» **PROBLEM TO WORK ON**
Gather all lines in the entries that include the word "JSON".

── EXTRACTED RECORDS

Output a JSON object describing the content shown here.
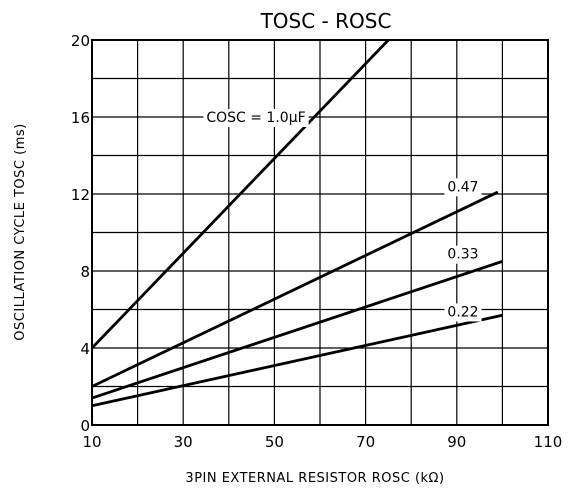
{
  "chart_data": {
    "type": "line",
    "title": "TOSC - ROSC",
    "xlabel": "3PIN EXTERNAL RESISTOR  ROSC  (kΩ)",
    "ylabel": "OSCILLATION CYCLE  TOSC  (ms)",
    "xlim": [
      10,
      110
    ],
    "ylim": [
      0,
      20
    ],
    "x_ticks": [
      "10",
      "30",
      "50",
      "70",
      "90",
      "110"
    ],
    "y_ticks": [
      "0",
      "4",
      "8",
      "12",
      "16",
      "20"
    ],
    "grid": true,
    "series": [
      {
        "name": "COSC = 1.0μF",
        "x": [
          10,
          75
        ],
        "y": [
          4,
          20
        ]
      },
      {
        "name": "0.47",
        "x": [
          10,
          99
        ],
        "y": [
          2,
          12.1
        ]
      },
      {
        "name": "0.33",
        "x": [
          10,
          100
        ],
        "y": [
          1.4,
          8.5
        ]
      },
      {
        "name": "0.22",
        "x": [
          10,
          100
        ],
        "y": [
          1,
          5.7
        ]
      }
    ]
  }
}
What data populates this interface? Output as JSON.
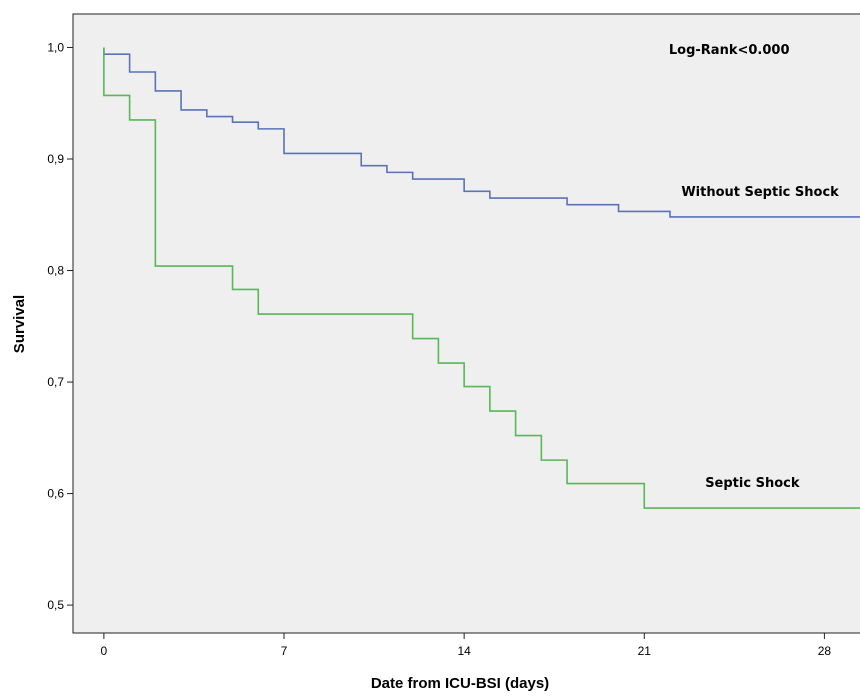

────

» **CORRECT ANSWER**
Output a JSON object describing the content shown here.
What data populates this interface? Output as JSON.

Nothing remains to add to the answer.